__DIRECTIONS__. Extract each line containing the string "What".

---------------

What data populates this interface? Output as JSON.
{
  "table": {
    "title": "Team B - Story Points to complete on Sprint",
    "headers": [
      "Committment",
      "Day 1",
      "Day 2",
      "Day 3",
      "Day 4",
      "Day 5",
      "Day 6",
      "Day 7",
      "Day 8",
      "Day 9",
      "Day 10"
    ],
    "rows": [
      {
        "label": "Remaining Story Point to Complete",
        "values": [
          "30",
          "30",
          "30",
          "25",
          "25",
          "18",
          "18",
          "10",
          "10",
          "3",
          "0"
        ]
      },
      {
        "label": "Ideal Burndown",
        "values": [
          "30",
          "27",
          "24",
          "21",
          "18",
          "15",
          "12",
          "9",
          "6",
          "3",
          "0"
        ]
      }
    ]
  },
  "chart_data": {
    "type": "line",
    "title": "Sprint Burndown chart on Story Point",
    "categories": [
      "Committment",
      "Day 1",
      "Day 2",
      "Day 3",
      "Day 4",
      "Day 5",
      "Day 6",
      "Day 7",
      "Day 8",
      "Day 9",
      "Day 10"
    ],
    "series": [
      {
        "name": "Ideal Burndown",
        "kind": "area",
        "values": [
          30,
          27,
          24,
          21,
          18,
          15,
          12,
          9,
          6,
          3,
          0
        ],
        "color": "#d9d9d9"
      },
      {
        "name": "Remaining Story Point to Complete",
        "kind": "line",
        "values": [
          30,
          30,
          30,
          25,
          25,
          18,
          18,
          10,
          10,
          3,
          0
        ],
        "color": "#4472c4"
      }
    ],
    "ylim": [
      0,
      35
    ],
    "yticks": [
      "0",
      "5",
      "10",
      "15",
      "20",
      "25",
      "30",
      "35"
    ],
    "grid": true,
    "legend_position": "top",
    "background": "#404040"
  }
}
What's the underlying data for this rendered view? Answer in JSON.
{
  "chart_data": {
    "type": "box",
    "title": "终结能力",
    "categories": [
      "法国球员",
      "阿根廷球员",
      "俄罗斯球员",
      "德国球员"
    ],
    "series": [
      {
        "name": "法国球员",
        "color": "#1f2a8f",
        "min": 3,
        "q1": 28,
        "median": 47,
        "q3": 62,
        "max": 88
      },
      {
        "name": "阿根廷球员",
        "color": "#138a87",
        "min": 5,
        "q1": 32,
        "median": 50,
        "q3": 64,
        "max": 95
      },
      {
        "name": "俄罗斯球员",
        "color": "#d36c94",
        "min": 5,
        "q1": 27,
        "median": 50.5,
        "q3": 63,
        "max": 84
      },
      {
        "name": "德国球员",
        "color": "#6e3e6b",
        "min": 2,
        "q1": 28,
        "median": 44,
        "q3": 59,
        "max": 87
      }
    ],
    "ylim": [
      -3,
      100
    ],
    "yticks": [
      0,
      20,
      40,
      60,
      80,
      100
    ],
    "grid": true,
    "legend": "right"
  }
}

---------------

__RESPONSE__.
What data populates this interface? Output as JSON.
What's the underlying data for this rendered view? Answer in JSON.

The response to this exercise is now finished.